Task statement -
Type out the records that follow, exactly as given.

***** Data for the task

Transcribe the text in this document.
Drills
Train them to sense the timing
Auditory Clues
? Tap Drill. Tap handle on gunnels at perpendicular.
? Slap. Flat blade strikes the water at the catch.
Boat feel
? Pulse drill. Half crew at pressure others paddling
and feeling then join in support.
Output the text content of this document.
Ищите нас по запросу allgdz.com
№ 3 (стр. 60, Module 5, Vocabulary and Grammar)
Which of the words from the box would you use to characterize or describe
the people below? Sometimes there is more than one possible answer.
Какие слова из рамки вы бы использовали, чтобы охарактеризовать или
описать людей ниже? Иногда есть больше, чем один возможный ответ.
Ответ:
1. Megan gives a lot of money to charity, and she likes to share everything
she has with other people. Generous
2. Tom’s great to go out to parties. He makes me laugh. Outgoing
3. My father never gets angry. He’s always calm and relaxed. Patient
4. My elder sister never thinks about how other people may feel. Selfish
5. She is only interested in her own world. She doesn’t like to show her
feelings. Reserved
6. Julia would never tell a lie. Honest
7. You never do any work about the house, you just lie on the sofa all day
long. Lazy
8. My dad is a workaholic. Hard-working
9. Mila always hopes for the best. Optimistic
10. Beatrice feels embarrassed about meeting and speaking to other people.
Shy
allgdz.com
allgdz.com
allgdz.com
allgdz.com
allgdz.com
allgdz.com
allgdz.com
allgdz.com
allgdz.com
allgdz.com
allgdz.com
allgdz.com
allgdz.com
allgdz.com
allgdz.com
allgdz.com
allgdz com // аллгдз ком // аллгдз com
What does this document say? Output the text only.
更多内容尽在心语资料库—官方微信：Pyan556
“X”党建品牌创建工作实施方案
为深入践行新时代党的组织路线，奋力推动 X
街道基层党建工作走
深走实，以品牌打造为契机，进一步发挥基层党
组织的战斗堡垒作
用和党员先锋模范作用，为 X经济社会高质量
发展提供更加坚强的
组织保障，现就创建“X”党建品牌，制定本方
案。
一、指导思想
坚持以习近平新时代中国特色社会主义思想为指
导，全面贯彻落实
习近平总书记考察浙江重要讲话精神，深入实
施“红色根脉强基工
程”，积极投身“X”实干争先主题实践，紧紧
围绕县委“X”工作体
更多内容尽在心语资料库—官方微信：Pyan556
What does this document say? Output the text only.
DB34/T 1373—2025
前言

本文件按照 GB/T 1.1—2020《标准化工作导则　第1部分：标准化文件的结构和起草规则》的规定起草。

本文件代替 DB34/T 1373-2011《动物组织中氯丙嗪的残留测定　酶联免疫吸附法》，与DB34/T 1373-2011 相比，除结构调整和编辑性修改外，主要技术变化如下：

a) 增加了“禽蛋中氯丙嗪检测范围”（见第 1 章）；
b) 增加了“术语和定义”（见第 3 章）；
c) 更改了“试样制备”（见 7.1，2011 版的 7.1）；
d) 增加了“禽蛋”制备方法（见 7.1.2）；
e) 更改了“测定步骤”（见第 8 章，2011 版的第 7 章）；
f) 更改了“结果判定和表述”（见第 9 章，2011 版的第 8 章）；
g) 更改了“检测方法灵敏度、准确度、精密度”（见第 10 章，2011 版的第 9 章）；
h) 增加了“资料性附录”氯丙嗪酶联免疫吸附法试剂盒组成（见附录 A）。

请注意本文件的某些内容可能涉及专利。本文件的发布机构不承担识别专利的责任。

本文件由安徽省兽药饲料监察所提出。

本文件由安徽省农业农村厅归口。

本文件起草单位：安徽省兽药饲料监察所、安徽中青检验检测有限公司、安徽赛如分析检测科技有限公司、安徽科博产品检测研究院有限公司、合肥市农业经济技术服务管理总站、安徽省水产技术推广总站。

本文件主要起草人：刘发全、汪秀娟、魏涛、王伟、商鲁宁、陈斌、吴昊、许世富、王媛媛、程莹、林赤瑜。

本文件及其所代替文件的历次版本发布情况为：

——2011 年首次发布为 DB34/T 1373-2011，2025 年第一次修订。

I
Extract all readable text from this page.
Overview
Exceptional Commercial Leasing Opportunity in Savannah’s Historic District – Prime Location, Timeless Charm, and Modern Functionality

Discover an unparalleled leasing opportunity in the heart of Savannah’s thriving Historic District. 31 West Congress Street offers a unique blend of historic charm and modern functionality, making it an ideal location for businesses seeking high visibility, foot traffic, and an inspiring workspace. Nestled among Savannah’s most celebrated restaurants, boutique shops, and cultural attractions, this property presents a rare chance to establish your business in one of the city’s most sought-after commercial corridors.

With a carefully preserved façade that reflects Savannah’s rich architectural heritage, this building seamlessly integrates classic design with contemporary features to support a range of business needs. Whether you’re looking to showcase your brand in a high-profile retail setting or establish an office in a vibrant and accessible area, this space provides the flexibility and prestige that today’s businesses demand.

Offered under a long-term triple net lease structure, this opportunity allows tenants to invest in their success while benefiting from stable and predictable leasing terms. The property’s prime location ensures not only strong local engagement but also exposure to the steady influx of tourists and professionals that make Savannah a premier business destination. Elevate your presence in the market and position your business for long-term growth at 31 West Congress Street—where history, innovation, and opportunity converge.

**********

Response to the task -
Transcribe the text in this document.
Drills
Train them to sense the timing
Auditory Clues
? Tap Drill. Tap handle on gunnels at perpendicular.
? Slap. Flat blade strikes the water at the catch.
Boat feel
? Pulse drill. Half crew at pressure others paddling
and feeling then join in support.
Output the text content of this document.
Ищите нас по запросу allgdz.com
№ 3 (стр. 60, Module 5, Vocabulary and Grammar)
Which of the words from the box would you use to characterize or describe
the people below? Sometimes there is more than one possible answer.
Какие слова из рамки вы бы использовали, чтобы охарактеризовать или
описать людей ниже? Иногда есть больше, чем один возможный ответ.
Ответ:
1. Megan gives a lot of money to charity, and she likes to share everything
she has with other people. Generous
2. Tom’s great to go out to parties. He makes me laugh. Outgoing
3. My father never gets angry. He’s always calm and relaxed. Patient
4. My elder sister never thinks about how other people may feel. Selfish
5. She is only interested in her own world. She doesn’t like to show her
feelings. Reserved
6. Julia would never tell a lie. Honest
7. You never do any work about the house, you just lie on the sofa all day
long. Lazy
8. My dad is a workaholic. Hard-working
9. Mila always hopes for the best. Optimistic
10. Beatrice feels embarrassed about meeting and speaking to other people.
Shy
allgdz.com
allgdz.com
allgdz.com
allgdz.com
allgdz.com
allgdz.com
allgdz.com
allgdz.com
allgdz.com
allgdz.com
allgdz.com
allgdz.com
allgdz.com
allgdz.com
allgdz.com
allgdz.com
allgdz com // аллгдз ком // аллгдз com
What does this document say? Output the text only.
更多内容尽在心语资料库—官方微信：Pyan556
“X”党建品牌创建工作实施方案
为深入践行新时代党的组织路线，奋力推动 X
街道基层党建工作走
深走实，以品牌打造为契机，进一步发挥基层党
组织的战斗堡垒作
用和党员先锋模范作用，为 X经济社会高质量
发展提供更加坚强的
组织保障，现就创建“X”党建品牌，制定本方
案。
一、指导思想
坚持以习近平新时代中国特色社会主义思想为指
导，全面贯彻落实
习近平总书记考察浙江重要讲话精神，深入实
施“红色根脉强基工
程”，积极投身“X”实干争先主题实践，紧紧
围绕县委“X”工作体
更多内容尽在心语资料库—官方微信：Pyan556
What does this document say? Output the text only.
DB34/T 1373—2025
前言

本文件按照 GB/T 1.1—2020《标准化工作导则　第1部分：标准化文件的结构和起草规则》的规定起草。

本文件代替 DB34/T 1373-2011《动物组织中氯丙嗪的残留测定　酶联免疫吸附法》，与DB34/T 1373-2011 相比，除结构调整和编辑性修改外，主要技术变化如下：

a) 增加了“禽蛋中氯丙嗪检测范围”（见第 1 章）；
b) 增加了“术语和定义”（见第 3 章）；
c) 更改了“试样制备”（见 7.1，2011 版的 7.1）；
d) 增加了“禽蛋”制备方法（见 7.1.2）；
e) 更改了“测定步骤”（见第 8 章，2011 版的第 7 章）；
f) 更改了“结果判定和表述”（见第 9 章，2011 版的第 8 章）；
g) 更改了“检测方法灵敏度、准确度、精密度”（见第 10 章，2011 版的第 9 章）；
h) 增加了“资料性附录”氯丙嗪酶联免疫吸附法试剂盒组成（见附录 A）。

请注意本文件的某些内容可能涉及专利。本文件的发布机构不承担识别专利的责任。

本文件由安徽省兽药饲料监察所提出。

本文件由安徽省农业农村厅归口。

本文件起草单位：安徽省兽药饲料监察所、安徽中青检验检测有限公司、安徽赛如分析检测科技有限公司、安徽科博产品检测研究院有限公司、合肥市农业经济技术服务管理总站、安徽省水产技术推广总站。

本文件主要起草人：刘发全、汪秀娟、魏涛、王伟、商鲁宁、陈斌、吴昊、许世富、王媛媛、程莹、林赤瑜。

本文件及其所代替文件的历次版本发布情况为：

——2011 年首次发布为 DB34/T 1373-2011，2025 年第一次修订。

I
Extract all readable text from this page.
Overview
Exceptional Commercial Leasing Opportunity in Savannah’s Historic District – Prime Location, Timeless Charm, and Modern Functionality

Discover an unparalleled leasing opportunity in the heart of Savannah’s thriving Historic District. 31 West Congress Street offers a unique blend of historic charm and modern functionality, making it an ideal location for businesses seeking high visibility, foot traffic, and an inspiring workspace. Nestled among Savannah’s most celebrated restaurants, boutique shops, and cultural attractions, this property presents a rare chance to establish your business in one of the city’s most sought-after commercial corridors.

With a carefully preserved façade that reflects Savannah’s rich architectural heritage, this building seamlessly integrates classic design with contemporary features to support a range of business needs. Whether you’re looking to showcase your brand in a high-profile retail setting or establish an office in a vibrant and accessible area, this space provides the flexibility and prestige that today’s businesses demand.

Offered under a long-term triple net lease structure, this opportunity allows tenants to invest in their success while benefiting from stable and predictable leasing terms. The property’s prime location ensures not only strong local engagement but also exposure to the steady influx of tourists and professionals that make Savannah a premier business destination. Elevate your presence in the market and position your business for long-term growth at 31 West Congress Street—where history, innovation, and opportunity converge.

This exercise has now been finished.